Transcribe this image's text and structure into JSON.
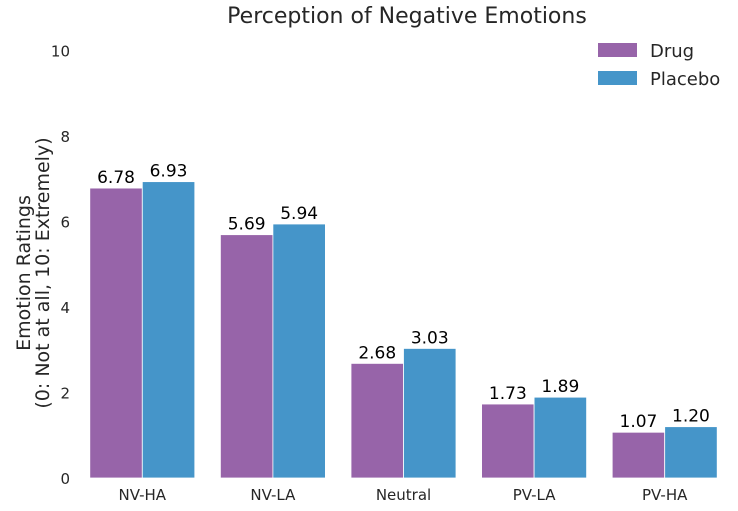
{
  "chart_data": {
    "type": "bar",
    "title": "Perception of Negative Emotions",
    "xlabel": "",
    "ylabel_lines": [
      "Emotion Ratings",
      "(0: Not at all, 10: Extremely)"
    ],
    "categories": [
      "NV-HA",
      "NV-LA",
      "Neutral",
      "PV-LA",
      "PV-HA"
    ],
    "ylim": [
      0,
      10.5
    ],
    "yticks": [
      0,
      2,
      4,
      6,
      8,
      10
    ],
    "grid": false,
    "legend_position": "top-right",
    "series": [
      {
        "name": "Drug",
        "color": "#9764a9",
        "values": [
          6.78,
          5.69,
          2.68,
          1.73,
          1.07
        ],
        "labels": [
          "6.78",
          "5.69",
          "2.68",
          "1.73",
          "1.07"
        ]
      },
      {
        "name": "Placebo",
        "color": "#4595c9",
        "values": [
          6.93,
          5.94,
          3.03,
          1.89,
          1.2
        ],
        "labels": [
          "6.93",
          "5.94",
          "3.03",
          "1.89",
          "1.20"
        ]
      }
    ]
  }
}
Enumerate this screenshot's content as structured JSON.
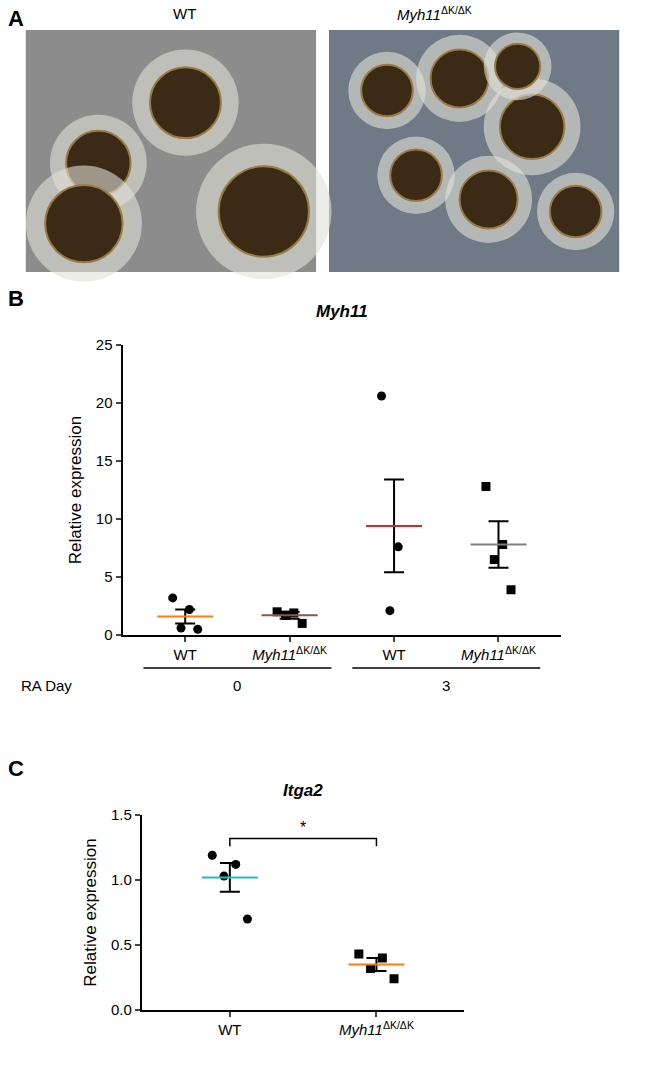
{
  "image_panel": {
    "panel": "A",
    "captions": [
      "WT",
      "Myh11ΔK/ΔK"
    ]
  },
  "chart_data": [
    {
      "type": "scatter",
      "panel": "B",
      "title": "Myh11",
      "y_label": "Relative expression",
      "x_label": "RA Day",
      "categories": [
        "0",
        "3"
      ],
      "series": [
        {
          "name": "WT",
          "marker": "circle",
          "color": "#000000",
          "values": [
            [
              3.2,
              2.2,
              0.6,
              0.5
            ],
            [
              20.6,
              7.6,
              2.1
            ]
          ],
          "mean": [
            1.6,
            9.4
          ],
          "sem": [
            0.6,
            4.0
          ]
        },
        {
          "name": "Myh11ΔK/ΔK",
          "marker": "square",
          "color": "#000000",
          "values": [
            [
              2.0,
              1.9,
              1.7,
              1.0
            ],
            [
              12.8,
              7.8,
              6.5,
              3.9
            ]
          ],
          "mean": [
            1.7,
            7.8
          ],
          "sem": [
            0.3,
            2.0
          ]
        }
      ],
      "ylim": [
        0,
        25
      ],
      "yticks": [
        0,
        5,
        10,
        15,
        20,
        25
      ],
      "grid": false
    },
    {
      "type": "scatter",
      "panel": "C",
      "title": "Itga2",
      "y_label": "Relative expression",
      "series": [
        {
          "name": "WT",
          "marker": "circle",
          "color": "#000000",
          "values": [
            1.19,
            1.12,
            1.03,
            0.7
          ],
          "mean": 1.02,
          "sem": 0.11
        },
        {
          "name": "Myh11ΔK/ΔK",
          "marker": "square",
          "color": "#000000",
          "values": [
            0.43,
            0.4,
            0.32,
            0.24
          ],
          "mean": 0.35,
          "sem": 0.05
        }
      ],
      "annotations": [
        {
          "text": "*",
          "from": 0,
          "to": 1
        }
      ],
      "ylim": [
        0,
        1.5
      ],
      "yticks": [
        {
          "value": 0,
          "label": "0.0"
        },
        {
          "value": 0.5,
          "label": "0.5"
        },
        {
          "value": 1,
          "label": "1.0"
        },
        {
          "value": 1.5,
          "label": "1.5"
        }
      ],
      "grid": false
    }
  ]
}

· · · · ·

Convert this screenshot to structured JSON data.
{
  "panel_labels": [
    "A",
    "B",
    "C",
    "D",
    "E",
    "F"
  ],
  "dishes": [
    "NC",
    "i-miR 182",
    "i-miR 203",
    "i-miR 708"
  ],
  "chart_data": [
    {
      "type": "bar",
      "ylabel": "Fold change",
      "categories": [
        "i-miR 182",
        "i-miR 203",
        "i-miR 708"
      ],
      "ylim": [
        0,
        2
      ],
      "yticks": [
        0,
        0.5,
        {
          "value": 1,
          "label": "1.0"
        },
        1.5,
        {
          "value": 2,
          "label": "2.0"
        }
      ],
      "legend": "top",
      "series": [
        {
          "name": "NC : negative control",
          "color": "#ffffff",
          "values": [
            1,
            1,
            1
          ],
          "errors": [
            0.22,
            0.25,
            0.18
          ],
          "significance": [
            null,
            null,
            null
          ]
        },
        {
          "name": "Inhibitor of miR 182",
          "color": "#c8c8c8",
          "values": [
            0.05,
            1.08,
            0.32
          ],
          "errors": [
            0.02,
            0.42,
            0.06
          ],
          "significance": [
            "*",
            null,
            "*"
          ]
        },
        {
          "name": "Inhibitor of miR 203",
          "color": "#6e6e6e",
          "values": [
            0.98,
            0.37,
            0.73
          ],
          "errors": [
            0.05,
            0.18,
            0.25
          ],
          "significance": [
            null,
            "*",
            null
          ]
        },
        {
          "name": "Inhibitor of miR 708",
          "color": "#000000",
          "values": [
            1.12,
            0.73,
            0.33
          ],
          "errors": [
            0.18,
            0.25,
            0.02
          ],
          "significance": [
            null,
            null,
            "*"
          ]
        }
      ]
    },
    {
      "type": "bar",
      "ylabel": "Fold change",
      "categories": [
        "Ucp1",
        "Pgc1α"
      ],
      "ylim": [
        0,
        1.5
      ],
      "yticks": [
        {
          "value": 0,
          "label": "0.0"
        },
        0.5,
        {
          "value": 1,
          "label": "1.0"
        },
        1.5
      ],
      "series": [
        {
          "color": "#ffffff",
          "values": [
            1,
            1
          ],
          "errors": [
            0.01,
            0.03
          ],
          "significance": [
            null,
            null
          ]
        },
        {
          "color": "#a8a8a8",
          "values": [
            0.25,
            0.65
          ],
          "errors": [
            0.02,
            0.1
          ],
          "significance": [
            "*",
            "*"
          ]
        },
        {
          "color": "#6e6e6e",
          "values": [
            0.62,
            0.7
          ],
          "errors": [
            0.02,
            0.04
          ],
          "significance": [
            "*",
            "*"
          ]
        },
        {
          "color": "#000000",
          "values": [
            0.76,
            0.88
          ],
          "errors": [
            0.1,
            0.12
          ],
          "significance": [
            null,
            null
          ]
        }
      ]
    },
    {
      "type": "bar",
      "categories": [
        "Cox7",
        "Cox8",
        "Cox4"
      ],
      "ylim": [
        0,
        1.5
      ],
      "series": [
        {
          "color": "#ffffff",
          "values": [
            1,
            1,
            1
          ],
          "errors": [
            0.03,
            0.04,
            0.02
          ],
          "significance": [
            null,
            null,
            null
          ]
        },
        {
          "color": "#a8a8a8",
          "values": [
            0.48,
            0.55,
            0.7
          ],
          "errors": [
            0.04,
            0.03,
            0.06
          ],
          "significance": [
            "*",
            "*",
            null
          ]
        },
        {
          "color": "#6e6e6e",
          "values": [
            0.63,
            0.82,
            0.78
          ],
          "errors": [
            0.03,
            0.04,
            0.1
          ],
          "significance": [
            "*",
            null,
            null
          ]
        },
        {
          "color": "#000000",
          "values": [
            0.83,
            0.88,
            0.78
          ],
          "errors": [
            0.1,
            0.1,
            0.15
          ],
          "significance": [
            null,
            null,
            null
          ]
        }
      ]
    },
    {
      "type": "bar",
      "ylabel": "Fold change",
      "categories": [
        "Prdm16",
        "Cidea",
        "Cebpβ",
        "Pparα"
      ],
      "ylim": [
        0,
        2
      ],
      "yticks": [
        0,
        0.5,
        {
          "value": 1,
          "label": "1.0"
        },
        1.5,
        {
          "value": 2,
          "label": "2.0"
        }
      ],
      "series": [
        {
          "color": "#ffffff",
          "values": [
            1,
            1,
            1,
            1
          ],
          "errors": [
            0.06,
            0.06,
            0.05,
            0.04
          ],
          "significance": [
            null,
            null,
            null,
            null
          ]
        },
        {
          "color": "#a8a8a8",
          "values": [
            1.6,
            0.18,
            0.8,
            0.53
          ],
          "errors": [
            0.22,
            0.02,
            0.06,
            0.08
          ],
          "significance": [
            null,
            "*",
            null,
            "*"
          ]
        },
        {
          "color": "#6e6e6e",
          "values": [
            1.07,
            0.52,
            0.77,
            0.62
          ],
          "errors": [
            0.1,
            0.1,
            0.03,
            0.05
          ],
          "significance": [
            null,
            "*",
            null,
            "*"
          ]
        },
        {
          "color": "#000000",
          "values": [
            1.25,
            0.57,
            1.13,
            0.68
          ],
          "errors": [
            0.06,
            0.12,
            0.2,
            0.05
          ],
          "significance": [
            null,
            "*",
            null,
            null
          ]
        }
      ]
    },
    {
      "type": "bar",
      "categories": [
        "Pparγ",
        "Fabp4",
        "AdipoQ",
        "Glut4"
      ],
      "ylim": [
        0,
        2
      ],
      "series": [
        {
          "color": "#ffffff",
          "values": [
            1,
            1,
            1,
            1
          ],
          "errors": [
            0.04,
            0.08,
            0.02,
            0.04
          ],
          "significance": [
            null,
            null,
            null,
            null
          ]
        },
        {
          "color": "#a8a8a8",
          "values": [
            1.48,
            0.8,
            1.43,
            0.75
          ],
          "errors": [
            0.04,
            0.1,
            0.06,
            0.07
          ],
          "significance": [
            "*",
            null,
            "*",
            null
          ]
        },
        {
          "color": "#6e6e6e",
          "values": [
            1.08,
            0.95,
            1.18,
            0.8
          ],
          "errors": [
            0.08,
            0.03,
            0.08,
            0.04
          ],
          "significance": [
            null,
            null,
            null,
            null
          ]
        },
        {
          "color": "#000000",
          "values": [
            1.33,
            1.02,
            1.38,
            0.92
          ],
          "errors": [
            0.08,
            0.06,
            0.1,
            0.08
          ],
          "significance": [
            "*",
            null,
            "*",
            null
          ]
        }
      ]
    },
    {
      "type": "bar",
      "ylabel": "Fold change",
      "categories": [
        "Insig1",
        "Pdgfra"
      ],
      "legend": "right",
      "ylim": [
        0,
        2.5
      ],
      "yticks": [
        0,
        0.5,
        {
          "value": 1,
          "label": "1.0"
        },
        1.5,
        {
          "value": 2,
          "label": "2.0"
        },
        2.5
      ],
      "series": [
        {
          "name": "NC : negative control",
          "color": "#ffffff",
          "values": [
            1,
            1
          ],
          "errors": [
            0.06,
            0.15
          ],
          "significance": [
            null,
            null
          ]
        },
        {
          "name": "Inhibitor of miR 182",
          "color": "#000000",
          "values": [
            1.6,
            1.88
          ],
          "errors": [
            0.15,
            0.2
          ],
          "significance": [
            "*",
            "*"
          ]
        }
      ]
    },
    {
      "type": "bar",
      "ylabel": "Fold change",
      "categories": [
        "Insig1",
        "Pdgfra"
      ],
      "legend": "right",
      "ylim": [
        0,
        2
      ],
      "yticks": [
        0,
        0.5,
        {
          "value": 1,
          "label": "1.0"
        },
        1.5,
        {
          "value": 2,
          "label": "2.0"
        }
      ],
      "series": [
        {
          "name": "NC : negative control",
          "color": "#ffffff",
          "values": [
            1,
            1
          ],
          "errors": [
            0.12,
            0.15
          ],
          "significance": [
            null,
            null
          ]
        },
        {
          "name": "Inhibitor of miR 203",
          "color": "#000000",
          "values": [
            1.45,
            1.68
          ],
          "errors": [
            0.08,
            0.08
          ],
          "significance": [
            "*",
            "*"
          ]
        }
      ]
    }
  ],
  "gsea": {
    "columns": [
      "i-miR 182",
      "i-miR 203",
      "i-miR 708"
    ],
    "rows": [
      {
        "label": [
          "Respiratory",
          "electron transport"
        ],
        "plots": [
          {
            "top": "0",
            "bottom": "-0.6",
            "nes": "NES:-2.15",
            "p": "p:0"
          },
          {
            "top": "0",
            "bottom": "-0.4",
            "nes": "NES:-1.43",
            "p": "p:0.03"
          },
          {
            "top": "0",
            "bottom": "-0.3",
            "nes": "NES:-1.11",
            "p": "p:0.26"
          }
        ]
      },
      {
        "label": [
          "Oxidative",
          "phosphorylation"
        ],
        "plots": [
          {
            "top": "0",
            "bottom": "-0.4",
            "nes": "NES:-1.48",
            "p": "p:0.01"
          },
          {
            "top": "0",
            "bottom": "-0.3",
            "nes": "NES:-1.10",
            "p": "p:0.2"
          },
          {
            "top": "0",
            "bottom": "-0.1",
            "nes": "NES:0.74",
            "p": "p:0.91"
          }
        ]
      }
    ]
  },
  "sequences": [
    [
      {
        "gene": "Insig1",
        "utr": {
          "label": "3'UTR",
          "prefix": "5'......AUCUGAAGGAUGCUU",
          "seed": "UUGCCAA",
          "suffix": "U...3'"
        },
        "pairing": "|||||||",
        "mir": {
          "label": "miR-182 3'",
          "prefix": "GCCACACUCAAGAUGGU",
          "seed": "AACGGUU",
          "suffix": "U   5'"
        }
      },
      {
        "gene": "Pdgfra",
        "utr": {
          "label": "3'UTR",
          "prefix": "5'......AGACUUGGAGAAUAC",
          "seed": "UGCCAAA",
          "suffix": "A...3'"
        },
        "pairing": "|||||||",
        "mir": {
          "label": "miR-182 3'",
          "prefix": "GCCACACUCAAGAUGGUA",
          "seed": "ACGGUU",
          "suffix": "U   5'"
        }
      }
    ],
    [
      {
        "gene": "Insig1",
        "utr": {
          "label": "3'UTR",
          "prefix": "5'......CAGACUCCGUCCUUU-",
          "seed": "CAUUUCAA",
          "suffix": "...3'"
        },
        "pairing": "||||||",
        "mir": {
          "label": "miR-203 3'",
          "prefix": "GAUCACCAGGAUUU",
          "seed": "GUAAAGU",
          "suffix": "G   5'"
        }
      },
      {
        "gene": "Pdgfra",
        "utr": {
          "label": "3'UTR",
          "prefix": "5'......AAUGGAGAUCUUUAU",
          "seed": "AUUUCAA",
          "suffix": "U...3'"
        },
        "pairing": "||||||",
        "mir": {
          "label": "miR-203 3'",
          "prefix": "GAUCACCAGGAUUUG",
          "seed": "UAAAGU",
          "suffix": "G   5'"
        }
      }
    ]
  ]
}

· · · · ·

* TASK
Provide only the count of lines in the data above that include the string "title".

* FINAL ANSWER
3